** Start **

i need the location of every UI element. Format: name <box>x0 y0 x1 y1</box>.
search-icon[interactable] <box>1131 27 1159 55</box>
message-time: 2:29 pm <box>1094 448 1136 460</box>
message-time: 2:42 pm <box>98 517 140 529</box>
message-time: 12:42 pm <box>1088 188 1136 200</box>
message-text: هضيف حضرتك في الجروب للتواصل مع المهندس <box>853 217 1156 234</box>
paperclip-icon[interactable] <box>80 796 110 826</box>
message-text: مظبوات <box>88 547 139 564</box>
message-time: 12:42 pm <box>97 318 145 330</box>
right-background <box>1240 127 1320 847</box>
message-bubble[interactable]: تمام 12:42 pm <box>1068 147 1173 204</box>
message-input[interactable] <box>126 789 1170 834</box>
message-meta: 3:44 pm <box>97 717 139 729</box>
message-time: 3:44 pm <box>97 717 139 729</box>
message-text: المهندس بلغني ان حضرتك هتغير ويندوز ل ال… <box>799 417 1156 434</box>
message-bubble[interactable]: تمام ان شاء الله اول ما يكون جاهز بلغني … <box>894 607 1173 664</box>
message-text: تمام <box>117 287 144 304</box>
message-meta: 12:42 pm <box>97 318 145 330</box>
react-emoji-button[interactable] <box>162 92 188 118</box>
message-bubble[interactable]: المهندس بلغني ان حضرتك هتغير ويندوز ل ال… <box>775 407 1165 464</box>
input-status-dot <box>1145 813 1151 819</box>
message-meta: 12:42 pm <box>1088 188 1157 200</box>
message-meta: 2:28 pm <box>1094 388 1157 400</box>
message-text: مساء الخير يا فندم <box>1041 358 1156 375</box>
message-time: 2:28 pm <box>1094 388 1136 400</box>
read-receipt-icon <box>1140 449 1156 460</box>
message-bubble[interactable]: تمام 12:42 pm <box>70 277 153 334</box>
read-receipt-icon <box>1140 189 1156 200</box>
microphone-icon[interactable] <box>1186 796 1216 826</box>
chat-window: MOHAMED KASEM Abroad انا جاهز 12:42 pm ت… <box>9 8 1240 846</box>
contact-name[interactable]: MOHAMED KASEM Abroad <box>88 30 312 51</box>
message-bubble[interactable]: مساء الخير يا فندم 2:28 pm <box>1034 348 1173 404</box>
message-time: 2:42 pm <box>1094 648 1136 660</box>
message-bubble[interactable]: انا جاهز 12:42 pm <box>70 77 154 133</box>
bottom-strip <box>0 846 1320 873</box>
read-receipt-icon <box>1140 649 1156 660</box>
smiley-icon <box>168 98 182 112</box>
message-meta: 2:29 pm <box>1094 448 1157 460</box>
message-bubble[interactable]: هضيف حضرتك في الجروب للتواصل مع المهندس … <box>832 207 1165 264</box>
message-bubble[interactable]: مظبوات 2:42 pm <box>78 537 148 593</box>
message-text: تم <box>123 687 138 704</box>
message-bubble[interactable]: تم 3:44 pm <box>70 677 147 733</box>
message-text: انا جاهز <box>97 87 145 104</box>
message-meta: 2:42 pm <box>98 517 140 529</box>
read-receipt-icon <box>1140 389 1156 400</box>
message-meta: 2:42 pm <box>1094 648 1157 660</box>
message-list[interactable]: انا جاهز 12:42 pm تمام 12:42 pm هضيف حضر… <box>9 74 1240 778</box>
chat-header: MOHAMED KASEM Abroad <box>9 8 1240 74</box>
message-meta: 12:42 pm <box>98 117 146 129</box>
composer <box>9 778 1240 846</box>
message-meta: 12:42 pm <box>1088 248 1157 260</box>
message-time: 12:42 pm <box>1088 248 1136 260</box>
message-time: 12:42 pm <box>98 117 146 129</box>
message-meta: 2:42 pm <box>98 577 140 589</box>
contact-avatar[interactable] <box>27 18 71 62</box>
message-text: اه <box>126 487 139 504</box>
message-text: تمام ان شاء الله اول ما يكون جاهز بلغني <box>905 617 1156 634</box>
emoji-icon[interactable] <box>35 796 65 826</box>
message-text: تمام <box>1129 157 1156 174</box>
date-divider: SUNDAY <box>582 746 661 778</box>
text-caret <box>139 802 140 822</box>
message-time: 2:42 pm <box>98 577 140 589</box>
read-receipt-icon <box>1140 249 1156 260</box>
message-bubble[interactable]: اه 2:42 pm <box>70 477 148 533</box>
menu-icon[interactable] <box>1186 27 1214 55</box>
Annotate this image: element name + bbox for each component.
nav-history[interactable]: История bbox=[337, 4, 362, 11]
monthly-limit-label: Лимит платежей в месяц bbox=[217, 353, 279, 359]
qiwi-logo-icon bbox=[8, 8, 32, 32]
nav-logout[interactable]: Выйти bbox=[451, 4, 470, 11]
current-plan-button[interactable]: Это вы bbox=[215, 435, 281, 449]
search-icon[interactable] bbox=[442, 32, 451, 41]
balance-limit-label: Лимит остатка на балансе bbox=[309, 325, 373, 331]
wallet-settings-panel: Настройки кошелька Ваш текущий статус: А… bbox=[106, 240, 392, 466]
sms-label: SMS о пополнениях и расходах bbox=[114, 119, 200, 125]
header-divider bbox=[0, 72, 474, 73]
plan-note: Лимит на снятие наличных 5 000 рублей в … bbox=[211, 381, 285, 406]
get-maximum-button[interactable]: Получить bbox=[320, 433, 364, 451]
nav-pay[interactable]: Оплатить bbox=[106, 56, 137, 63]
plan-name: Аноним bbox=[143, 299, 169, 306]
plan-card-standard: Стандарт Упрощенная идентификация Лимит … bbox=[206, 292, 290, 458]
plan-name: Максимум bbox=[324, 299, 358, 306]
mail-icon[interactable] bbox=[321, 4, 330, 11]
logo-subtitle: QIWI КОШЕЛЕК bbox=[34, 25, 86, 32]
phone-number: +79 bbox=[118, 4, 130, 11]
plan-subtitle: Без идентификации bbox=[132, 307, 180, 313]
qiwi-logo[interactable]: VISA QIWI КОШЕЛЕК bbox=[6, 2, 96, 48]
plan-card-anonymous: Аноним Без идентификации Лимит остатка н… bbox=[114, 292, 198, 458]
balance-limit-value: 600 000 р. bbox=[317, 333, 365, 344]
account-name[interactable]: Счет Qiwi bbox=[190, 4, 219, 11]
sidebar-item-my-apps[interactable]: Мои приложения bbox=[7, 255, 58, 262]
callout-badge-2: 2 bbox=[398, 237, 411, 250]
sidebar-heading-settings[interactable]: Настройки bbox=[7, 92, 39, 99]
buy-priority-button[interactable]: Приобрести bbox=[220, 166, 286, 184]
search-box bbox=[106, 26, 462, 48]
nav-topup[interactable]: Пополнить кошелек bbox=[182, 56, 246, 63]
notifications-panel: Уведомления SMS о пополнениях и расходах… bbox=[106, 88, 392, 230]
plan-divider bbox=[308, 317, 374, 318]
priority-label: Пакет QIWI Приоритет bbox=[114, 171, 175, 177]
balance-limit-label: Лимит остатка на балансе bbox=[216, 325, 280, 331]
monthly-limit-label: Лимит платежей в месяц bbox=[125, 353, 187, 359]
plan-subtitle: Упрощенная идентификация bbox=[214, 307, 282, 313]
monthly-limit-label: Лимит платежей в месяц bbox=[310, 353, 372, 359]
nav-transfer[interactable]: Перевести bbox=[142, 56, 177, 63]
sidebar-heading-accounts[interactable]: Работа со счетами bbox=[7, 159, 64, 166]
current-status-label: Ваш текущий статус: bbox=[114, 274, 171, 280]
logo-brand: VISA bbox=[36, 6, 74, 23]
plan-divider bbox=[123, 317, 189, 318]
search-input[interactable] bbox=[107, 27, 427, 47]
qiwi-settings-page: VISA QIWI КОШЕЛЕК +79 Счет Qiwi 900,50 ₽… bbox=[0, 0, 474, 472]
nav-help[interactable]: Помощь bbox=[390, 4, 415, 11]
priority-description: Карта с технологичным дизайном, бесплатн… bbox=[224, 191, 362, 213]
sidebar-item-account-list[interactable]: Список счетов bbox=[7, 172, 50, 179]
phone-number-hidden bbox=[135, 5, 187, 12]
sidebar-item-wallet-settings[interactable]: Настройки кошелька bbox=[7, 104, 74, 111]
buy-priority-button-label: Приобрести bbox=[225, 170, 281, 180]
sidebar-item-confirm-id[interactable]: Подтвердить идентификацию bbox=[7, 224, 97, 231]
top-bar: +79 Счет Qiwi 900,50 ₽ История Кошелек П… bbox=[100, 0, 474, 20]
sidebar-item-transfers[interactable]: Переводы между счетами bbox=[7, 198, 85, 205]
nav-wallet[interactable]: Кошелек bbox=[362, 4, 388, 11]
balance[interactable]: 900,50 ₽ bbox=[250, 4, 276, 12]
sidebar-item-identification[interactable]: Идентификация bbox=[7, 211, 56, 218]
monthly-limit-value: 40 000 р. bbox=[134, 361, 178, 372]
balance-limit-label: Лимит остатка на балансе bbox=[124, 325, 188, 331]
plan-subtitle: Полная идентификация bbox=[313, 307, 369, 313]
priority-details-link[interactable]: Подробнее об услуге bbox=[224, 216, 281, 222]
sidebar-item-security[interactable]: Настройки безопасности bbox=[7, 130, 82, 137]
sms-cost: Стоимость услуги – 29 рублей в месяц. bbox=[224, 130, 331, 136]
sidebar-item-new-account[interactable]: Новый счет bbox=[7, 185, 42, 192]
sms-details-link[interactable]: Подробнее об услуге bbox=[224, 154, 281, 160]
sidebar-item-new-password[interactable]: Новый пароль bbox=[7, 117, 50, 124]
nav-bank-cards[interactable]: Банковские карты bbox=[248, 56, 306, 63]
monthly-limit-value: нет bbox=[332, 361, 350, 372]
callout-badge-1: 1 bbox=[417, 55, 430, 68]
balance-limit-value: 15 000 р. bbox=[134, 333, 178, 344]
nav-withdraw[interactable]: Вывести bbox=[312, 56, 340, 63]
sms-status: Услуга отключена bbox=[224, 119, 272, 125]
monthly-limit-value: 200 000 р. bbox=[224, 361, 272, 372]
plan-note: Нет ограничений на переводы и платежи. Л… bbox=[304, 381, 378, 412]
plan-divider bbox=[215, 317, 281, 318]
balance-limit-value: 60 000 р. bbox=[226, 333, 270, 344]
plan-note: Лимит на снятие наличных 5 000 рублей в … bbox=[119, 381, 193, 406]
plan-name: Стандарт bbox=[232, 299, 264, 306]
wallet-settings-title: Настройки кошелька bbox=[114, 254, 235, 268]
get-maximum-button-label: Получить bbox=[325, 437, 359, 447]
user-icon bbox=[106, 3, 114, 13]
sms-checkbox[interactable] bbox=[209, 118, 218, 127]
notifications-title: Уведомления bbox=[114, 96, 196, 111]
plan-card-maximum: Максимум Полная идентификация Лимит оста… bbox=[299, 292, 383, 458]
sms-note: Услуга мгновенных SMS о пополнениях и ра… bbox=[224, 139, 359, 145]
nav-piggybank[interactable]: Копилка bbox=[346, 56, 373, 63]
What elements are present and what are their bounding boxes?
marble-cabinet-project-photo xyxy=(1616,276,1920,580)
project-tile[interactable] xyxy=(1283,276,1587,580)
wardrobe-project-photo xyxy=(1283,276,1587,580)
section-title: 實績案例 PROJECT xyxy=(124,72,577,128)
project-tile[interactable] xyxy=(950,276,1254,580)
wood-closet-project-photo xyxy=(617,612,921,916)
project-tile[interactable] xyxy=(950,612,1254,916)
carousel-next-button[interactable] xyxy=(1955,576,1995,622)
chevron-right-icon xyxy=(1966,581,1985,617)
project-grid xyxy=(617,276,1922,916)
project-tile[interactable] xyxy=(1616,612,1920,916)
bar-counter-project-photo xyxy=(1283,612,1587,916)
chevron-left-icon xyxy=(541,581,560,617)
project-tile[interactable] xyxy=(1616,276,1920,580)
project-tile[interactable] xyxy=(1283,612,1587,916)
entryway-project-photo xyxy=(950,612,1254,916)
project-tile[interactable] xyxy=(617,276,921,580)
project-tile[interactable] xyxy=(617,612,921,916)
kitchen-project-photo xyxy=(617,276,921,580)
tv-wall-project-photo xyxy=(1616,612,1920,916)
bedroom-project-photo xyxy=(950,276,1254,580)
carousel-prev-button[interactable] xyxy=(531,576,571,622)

** End **

- [What the exercise asks]
Rewrite everything from the beginning of the data above down to and including the line that contains "message-bubble[interactable]: تمام 12:42 pm <box>70" as a numbered list, leaving out any blank lines.

- [Response]
1. i need the location of every UI element. Format: name <box>x0 y0 x1 y1</box>.
2. search-icon[interactable] <box>1131 27 1159 55</box>
3. message-time: 2:29 pm <box>1094 448 1136 460</box>
4. message-time: 2:42 pm <box>98 517 140 529</box>
5. message-time: 12:42 pm <box>1088 188 1136 200</box>
6. message-text: هضيف حضرتك في الجروب للتواصل مع المهندس <box>853 217 1156 234</box>
7. paperclip-icon[interactable] <box>80 796 110 826</box>
8. message-text: مظبوات <box>88 547 139 564</box>
9. message-time: 12:42 pm <box>97 318 145 330</box>
10. right-background <box>1240 127 1320 847</box>
11. message-bubble[interactable]: تمام 12:42 pm <box>1068 147 1173 204</box>
12. message-input[interactable] <box>126 789 1170 834</box>
13. message-meta: 3:44 pm <box>97 717 139 729</box>
14. message-time: 3:44 pm <box>97 717 139 729</box>
15. message-text: المهندس بلغني ان حضرتك هتغير ويندوز ل ال… <box>799 417 1156 434</box>
16. message-bubble[interactable]: تمام ان شاء الله اول ما يكون جاهز بلغني … <box>894 607 1173 664</box>
17. message-text: تمام <box>117 287 144 304</box>
18. message-meta: 12:42 pm <box>97 318 145 330</box>
19. react-emoji-button[interactable] <box>162 92 188 118</box>
20. message-bubble[interactable]: المهندس بلغني ان حضرتك هتغير ويندوز ل ال… <box>775 407 1165 464</box>
21. input-status-dot <box>1145 813 1151 819</box>
22. message-meta: 12:42 pm <box>1088 188 1157 200</box>
23. message-meta: 2:28 pm <box>1094 388 1157 400</box>
24. message-text: مساء الخير يا فندم <box>1041 358 1156 375</box>
25. message-time: 2:28 pm <box>1094 388 1136 400</box>
26. read-receipt-icon <box>1140 449 1156 460</box>
27. message-bubble[interactable]: تمام 12:42 pm <box>70 277 153 334</box>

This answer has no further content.